Task description ->
Gather all lines with "labels" from the records.

[Figure contents as structured data]
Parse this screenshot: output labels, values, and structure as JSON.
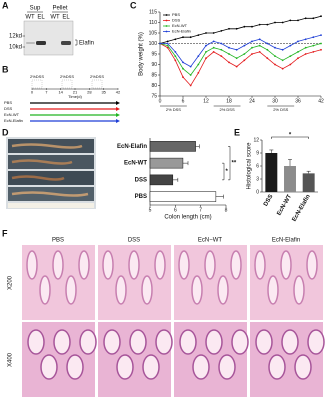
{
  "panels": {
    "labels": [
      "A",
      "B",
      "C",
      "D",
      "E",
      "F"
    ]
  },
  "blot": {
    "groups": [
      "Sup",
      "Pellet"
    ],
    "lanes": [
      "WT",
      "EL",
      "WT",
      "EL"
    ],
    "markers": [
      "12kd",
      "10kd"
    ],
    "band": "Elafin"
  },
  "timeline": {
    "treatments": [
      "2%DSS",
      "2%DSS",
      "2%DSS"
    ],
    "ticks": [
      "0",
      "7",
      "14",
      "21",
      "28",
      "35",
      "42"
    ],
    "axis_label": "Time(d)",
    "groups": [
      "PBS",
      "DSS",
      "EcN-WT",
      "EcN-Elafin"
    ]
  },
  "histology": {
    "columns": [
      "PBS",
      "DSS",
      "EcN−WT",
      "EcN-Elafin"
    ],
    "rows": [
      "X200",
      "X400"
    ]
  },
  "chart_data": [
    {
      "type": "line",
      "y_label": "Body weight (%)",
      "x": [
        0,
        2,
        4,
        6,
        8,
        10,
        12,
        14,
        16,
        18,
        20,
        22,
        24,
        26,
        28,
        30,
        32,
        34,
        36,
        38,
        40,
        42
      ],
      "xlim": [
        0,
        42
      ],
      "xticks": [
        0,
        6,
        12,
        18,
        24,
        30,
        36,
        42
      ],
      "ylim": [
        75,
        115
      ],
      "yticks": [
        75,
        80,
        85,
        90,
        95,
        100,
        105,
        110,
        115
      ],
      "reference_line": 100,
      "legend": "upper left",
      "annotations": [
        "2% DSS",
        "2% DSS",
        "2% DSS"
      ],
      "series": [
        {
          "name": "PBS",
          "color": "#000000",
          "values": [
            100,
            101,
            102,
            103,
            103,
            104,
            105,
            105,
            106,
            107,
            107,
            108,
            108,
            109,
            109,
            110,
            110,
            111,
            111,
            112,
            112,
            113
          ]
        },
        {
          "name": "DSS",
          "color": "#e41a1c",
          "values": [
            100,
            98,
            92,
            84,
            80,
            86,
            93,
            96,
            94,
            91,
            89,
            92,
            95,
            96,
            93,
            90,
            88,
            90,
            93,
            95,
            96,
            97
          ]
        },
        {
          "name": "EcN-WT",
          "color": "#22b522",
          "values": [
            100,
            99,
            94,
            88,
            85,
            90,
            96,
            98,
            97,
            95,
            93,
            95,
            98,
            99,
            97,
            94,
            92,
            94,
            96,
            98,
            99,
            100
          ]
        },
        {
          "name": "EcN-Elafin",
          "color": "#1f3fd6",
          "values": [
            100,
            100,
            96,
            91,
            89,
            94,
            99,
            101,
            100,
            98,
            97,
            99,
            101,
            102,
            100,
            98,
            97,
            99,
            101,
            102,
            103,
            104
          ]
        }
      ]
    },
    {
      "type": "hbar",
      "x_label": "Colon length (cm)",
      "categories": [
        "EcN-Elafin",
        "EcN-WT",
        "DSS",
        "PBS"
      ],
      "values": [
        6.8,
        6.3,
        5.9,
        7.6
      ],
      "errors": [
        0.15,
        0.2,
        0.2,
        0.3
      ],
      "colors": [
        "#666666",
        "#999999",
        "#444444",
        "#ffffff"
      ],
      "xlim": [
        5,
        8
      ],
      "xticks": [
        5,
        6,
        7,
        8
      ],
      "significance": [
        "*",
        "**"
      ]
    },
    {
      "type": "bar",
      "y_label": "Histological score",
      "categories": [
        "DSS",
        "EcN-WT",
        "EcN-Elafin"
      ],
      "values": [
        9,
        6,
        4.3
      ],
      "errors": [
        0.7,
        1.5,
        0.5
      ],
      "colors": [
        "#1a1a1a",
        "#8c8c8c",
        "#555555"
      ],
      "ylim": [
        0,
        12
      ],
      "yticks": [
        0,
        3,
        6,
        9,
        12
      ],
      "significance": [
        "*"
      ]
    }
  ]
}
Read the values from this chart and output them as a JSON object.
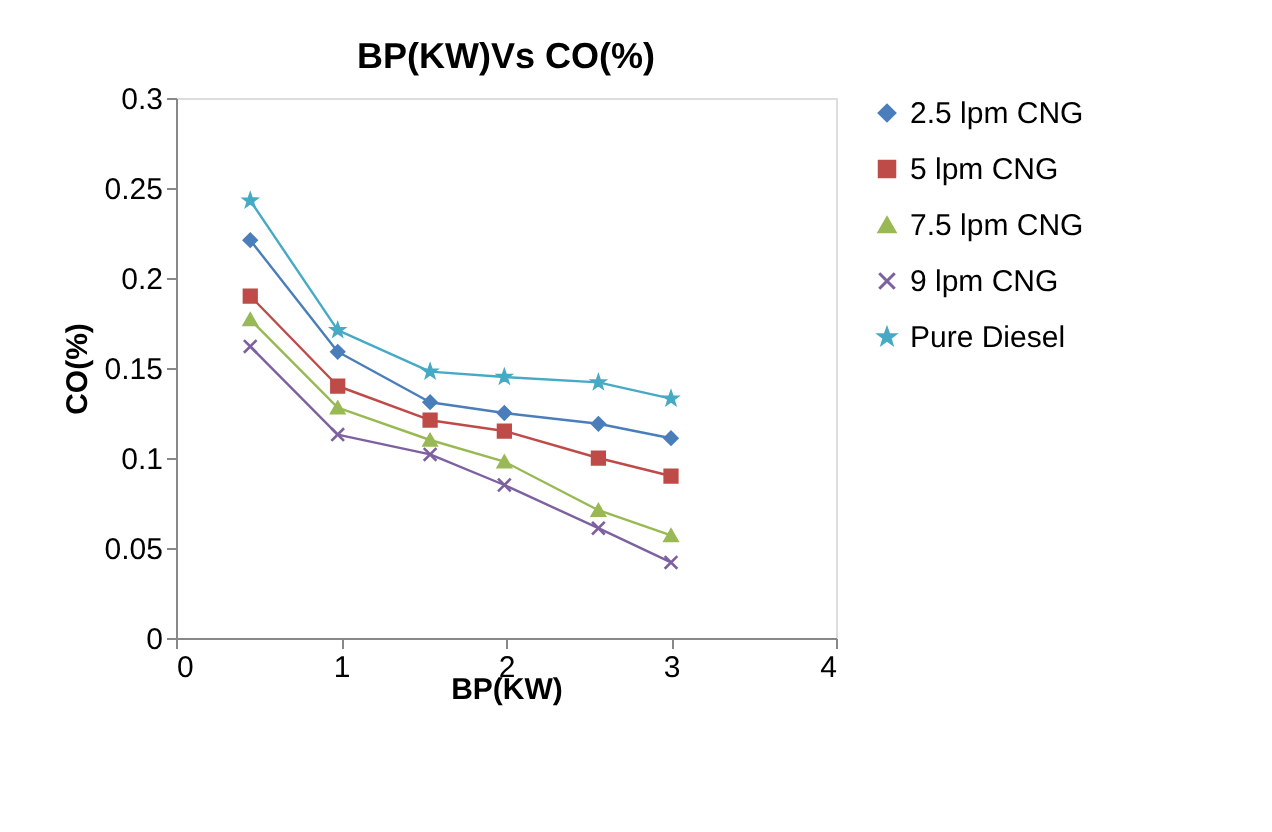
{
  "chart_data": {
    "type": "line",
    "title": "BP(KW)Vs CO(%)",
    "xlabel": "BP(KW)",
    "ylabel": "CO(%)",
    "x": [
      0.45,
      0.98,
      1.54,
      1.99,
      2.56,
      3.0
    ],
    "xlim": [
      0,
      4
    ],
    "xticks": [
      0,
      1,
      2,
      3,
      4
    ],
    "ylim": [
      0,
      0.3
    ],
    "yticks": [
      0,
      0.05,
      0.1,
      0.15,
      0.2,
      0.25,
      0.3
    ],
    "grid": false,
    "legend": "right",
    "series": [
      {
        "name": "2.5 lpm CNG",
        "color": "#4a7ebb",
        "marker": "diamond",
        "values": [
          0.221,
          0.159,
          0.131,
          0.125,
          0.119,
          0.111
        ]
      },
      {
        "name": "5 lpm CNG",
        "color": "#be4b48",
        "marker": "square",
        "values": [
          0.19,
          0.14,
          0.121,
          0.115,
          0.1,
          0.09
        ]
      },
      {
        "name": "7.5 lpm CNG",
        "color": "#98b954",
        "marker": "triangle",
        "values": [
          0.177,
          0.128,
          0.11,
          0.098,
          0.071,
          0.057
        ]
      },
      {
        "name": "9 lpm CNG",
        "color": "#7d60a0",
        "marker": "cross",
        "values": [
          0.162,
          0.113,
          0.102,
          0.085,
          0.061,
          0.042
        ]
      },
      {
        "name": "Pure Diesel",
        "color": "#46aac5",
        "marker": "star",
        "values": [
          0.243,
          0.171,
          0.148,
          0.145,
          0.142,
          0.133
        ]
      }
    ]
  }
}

---

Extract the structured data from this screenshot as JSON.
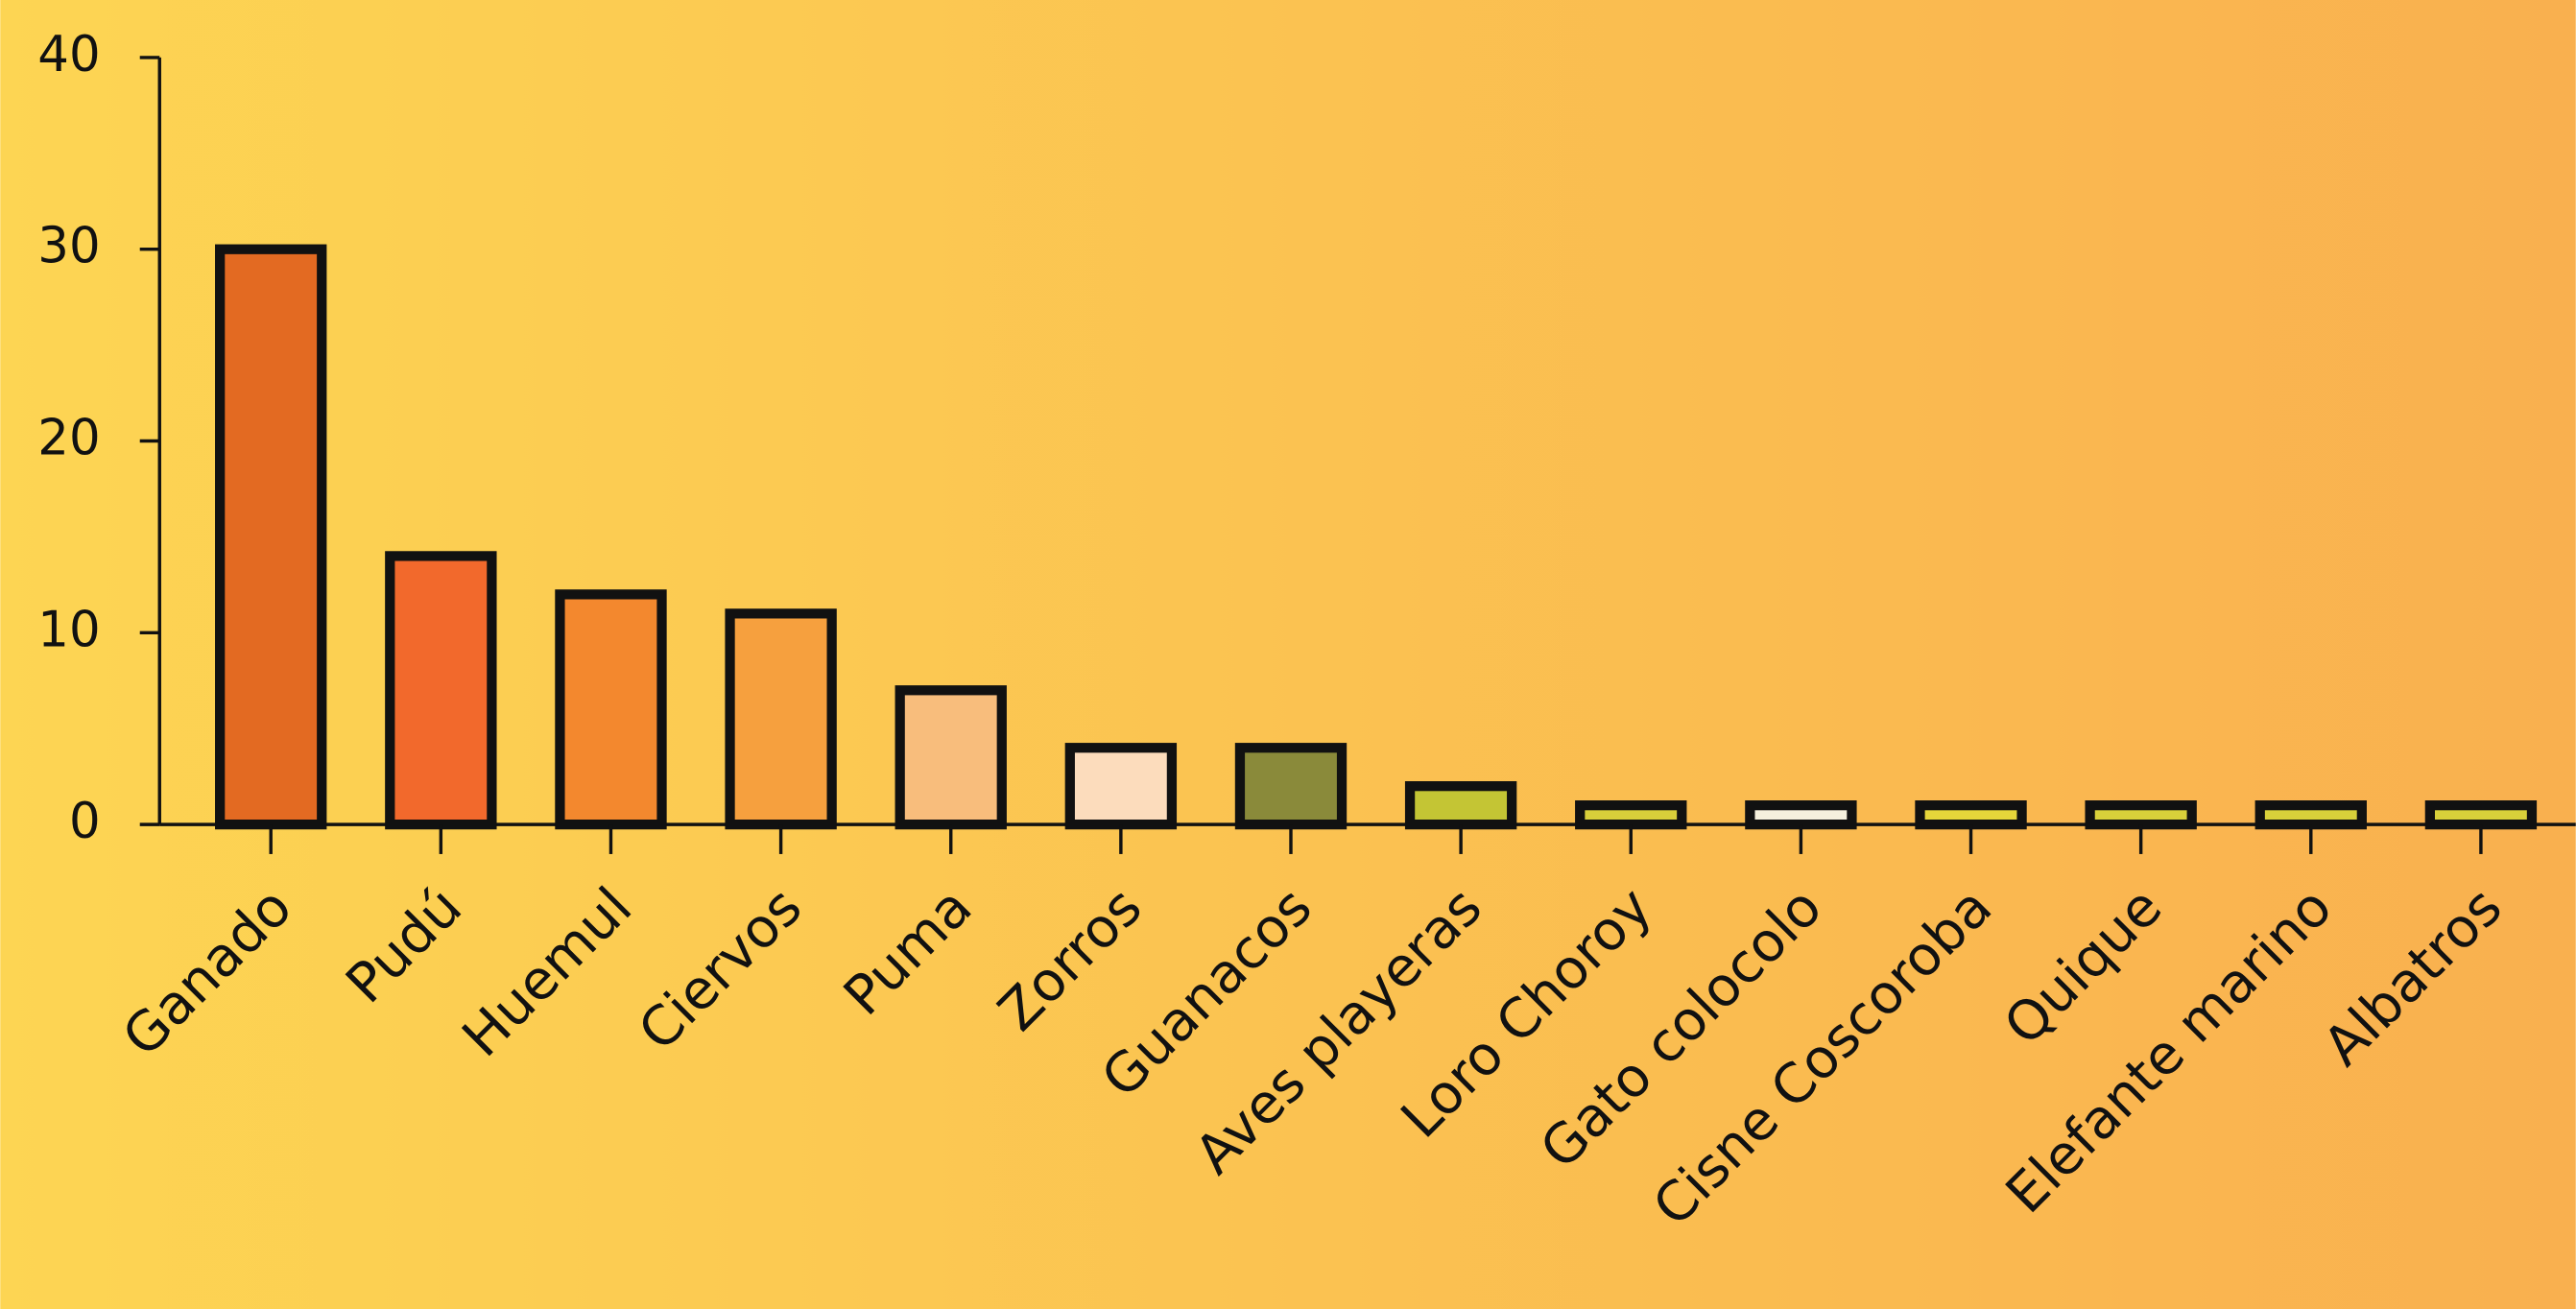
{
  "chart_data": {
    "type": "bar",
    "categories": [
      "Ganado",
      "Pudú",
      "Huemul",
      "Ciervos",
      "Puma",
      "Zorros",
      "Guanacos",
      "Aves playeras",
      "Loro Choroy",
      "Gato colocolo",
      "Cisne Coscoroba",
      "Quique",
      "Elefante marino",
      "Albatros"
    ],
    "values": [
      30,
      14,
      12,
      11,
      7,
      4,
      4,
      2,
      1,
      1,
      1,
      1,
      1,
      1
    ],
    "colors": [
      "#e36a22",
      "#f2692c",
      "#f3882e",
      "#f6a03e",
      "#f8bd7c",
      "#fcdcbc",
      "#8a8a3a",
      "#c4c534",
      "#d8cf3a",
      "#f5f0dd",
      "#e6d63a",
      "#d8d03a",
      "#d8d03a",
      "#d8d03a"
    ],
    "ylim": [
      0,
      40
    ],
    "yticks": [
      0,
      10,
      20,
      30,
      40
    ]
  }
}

--

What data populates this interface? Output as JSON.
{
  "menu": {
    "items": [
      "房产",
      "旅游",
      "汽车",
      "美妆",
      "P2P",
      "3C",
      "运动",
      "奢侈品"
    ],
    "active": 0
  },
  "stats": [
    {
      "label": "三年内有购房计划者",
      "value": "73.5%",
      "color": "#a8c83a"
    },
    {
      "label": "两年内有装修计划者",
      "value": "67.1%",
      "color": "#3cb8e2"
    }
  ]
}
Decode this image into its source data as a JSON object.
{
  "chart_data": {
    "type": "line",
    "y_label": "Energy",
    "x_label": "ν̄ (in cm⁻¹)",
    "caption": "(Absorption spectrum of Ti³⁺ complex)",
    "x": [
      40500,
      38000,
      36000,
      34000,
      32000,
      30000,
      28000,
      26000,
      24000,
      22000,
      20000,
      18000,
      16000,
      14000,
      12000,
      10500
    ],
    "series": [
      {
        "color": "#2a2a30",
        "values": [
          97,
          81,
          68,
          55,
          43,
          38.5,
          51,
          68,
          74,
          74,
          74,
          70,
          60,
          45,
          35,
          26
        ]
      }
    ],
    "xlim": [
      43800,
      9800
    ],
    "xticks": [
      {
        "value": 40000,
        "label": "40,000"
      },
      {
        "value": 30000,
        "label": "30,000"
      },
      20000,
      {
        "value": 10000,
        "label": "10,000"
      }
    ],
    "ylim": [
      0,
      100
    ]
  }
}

Written response ->
Parse this screenshot: output labels, values, and structure as JSON.
    "labels": [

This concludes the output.